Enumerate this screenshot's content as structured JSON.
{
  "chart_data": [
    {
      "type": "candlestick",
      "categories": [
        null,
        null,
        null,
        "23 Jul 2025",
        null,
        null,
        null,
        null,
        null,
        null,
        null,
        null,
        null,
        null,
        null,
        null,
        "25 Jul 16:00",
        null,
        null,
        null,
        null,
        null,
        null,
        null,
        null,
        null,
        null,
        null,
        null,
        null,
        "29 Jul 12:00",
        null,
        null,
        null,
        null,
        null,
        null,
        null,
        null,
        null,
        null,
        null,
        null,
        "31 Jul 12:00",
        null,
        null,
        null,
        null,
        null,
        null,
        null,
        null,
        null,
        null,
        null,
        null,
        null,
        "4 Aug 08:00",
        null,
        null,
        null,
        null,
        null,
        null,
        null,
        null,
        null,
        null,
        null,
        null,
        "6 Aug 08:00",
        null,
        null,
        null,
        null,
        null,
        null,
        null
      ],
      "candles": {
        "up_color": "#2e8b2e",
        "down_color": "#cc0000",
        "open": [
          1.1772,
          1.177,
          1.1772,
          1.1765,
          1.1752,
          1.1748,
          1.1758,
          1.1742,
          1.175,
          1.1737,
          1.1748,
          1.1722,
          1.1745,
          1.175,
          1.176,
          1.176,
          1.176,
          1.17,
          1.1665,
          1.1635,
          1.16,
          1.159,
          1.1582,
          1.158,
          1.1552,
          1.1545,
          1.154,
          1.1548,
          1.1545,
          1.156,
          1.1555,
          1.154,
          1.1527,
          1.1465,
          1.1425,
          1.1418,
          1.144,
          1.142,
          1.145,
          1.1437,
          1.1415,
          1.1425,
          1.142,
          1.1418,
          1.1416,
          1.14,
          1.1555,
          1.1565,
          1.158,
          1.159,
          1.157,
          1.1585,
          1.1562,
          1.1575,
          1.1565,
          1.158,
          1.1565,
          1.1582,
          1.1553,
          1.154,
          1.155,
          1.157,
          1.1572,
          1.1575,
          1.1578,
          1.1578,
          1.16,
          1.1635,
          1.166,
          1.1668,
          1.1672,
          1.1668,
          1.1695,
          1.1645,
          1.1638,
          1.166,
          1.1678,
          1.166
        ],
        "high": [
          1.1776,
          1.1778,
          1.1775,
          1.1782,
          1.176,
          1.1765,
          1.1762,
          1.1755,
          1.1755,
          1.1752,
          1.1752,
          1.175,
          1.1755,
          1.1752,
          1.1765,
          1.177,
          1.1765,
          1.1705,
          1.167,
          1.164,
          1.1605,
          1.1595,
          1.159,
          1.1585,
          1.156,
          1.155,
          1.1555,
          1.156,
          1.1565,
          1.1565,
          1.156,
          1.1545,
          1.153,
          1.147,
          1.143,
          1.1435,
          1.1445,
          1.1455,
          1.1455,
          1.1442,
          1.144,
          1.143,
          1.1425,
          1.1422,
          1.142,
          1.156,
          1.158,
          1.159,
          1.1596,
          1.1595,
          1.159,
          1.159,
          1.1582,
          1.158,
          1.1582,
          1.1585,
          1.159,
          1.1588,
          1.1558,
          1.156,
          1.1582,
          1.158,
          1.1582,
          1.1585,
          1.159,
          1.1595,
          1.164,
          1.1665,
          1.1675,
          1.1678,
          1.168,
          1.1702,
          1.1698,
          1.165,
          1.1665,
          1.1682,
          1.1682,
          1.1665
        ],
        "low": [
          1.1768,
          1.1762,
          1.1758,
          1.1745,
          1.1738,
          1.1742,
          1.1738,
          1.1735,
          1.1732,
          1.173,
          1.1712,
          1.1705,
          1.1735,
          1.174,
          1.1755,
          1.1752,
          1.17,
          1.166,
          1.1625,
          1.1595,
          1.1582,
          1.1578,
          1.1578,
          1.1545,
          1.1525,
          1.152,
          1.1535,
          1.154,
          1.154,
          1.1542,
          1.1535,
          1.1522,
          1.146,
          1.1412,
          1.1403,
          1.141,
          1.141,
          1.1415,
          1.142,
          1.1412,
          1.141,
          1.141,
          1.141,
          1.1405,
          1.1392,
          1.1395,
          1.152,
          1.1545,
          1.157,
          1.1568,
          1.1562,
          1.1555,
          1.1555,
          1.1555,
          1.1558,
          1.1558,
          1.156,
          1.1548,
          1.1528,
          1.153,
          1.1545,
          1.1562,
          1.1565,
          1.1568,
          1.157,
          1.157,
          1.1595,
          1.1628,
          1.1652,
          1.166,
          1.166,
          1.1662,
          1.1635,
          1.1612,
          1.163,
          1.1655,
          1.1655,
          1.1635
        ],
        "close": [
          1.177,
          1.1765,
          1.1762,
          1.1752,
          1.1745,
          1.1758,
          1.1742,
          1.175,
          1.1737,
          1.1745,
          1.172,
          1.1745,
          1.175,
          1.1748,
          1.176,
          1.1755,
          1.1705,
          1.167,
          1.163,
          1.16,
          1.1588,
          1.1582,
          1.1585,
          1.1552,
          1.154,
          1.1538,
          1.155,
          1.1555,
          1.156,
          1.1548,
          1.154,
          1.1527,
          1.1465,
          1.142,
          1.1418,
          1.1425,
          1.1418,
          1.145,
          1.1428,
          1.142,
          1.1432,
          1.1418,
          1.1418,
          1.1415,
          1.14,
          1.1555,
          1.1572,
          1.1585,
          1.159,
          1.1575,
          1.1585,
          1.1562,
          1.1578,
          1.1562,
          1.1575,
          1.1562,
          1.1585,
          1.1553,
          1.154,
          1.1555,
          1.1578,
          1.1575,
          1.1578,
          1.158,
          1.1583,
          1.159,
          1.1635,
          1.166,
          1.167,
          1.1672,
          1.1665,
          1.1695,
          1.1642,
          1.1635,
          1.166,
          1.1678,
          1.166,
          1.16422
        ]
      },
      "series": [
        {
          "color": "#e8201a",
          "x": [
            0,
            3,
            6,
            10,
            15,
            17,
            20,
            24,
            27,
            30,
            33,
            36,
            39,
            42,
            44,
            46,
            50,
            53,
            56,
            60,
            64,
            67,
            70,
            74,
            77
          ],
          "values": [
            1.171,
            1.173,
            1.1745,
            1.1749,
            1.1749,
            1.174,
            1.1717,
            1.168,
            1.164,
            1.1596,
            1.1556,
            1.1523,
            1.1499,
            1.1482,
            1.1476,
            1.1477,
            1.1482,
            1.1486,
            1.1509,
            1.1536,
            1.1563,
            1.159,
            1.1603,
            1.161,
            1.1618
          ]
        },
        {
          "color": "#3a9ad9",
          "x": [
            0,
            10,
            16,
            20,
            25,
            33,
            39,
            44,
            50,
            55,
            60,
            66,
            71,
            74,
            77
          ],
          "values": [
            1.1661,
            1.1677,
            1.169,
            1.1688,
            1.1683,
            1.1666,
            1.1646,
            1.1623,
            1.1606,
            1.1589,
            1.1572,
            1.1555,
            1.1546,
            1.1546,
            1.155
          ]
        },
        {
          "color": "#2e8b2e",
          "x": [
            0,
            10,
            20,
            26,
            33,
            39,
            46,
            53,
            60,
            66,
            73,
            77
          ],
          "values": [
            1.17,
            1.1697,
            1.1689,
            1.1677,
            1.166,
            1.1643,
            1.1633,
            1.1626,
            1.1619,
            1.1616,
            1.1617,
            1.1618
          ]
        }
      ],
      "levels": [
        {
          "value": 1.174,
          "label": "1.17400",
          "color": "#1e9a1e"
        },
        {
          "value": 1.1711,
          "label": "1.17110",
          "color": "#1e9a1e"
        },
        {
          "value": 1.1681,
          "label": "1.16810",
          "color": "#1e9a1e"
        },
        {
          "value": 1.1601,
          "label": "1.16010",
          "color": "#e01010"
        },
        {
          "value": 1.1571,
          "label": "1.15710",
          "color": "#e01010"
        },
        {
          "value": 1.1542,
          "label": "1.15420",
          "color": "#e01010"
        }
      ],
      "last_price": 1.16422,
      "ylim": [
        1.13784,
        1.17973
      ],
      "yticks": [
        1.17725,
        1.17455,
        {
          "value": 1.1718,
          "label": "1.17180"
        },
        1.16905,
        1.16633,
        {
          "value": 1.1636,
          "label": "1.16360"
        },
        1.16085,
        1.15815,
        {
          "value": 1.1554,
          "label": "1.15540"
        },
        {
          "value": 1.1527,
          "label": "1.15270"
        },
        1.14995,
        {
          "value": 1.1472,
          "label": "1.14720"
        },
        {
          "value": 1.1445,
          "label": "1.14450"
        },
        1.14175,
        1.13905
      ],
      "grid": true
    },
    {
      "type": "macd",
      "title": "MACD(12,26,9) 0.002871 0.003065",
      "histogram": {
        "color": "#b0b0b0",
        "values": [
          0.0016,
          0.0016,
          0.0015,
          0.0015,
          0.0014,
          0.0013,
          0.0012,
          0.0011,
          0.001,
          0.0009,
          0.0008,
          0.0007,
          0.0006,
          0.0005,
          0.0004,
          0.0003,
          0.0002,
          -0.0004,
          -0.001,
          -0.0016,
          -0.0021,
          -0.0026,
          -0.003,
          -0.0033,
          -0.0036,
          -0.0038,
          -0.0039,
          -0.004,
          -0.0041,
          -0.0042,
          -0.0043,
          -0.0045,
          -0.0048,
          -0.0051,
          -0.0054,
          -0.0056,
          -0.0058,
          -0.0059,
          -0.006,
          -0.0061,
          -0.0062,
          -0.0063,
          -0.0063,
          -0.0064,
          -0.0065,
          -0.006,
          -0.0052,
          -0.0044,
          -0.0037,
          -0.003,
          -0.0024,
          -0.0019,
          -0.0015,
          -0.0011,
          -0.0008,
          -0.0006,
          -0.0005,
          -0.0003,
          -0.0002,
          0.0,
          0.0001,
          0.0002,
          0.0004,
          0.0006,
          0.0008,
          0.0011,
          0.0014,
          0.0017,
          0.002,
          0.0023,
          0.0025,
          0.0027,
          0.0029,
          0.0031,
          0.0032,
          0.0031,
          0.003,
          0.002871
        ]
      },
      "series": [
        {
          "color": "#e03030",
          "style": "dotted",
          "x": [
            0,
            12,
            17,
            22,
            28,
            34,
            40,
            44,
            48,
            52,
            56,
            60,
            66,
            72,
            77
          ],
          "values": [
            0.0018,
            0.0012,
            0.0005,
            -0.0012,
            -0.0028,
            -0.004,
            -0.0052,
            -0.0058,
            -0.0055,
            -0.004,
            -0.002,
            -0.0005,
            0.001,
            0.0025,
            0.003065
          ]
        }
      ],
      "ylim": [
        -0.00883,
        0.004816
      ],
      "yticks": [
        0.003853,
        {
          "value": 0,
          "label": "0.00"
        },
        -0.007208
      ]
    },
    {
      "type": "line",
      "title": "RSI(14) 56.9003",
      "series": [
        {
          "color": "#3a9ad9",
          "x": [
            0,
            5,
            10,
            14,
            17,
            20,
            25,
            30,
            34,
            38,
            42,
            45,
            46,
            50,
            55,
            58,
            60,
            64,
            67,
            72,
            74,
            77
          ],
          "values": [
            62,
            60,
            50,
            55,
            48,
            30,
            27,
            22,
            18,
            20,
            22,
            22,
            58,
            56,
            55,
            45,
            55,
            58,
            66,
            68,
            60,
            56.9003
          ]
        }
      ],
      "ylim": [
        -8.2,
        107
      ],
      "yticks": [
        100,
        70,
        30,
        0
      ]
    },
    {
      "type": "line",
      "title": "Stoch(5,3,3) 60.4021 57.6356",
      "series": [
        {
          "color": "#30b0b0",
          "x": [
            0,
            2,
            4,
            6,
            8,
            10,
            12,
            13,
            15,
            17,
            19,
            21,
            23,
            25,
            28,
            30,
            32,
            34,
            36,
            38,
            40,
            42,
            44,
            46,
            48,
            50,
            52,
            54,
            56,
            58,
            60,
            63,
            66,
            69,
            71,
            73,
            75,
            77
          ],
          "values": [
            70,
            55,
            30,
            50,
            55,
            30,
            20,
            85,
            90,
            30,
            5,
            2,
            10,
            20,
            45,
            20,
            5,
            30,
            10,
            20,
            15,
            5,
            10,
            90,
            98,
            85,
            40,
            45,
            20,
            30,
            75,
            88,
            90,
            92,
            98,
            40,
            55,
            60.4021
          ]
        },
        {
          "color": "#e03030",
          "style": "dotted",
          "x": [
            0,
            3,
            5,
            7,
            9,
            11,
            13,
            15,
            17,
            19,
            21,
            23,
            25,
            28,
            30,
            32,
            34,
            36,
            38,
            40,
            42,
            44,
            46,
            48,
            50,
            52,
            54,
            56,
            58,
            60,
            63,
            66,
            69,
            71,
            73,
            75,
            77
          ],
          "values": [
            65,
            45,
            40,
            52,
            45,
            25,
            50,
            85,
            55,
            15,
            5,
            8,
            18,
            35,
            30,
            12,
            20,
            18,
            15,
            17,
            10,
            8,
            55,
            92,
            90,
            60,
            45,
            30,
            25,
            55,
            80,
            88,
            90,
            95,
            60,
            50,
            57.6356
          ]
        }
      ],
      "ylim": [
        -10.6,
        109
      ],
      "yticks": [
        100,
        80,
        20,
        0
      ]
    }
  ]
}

• Task brief: Check each line of the records for the word "type", and show the lines that contain it.

• Result:
      "type": "candlestick",
      "type": "macd",
      "type": "line",
      "type": "line",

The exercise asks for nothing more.